──────── EXCERPT TO READ
That's an interesting approach. Much less convoluted than the one I
have right now. The only downside I see is that every program will be
called for every event, which might not be ideal (though the event
stream from HID is way smaller than network).
> This 'if (hid)' could be a part of sample code too.
> We can simply ask prog writers to follow this style.
Not a big fan of that...
>
> Another idea would be to do something like libxdp.
> Attach a "dispatcher" bpf prog to the kfunc hook and use
> some library to attach hid-specific progs as "freplace" kind of
> programs. It's a more involved solution.
freplace might not work for me because I want to attach more than one
program to a given HID device. Not so sure BPF_PROG_TYPE_REPLACE will
do something enough there.
>
> Another option is to use tail_calls.
> If hid_id is a relatively small number. The "dispatcher" bpf prog
> can do bpf_tail_call(prog_array, hid_id)
> while hid specific progs insert itself into prog_array
> instead of attaching to kfunc.
This is roughly what I have now:
- hid-core is not aware of BPF except for a few __weak
ALLOW_ERROR_INJECTION hooks (dispatch_hid_bpf_device_event for
example)
────────────────
**REQUEST 1**: In the excerpt on HID and BPF, what downside does the writer see in the interesting approach?
**REQUEST 2**: Translate this sentence from the excerpt on HID and BPF into Spanish: "freplace might not work for me because I want to attach more than one program to a given HID device."
**REQUEST 3**: From the excerpt on HID and BPF, set down without any change the part that opens with the words containing "freplace might not" and closes with "do bpf_tail_call(prog_array, hid_id)".
──────── MATERIAL PROVIDED
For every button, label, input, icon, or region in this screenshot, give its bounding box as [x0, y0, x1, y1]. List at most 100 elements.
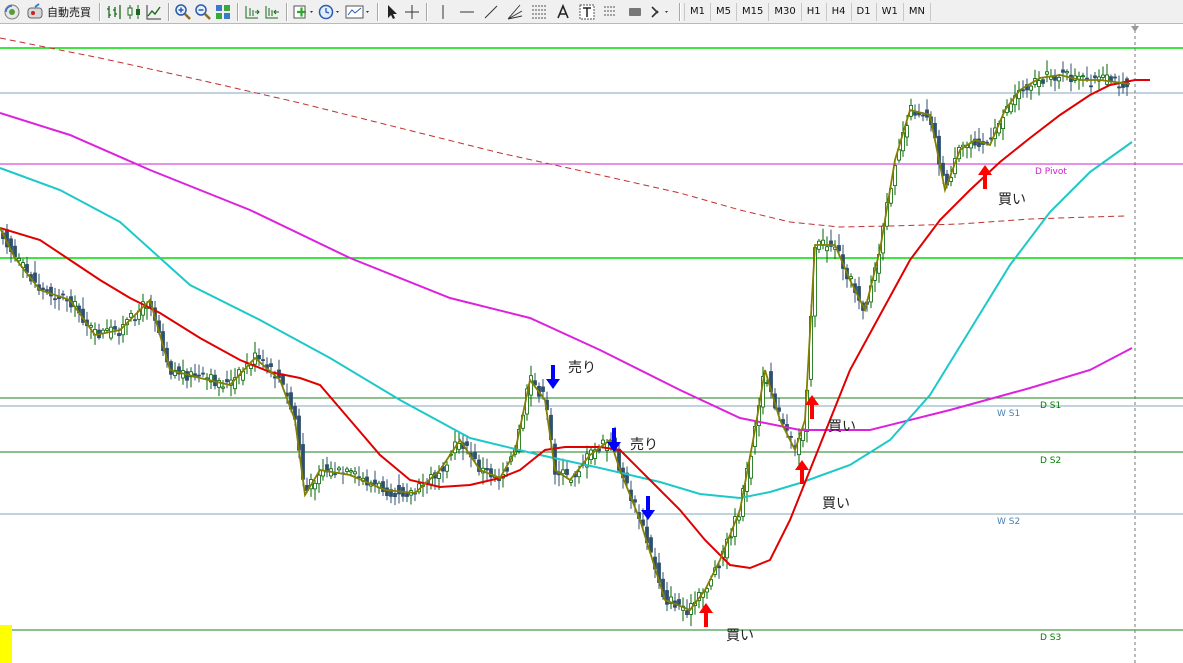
────────────────
**RIGHT ANSWER 1**: Every program will be called for every event.

**RIGHT ANSWER 2**: freplace podría no funcionar en mi caso porque quiero adjuntar más de un programa a un dispositivo HID determinado.

**RIGHT ANSWER 3**:
freplace might not work for me because I want to attach more than one
program to a given HID device. Not so sure BPF_PROG_TYPE_REPLACE will
do something enough there.
>
> Another option is to use tail_calls.
> If hid_id is a relatively small number. The "dispatcher" bpf prog
> can do bpf_tail_call(prog_array, hid_id)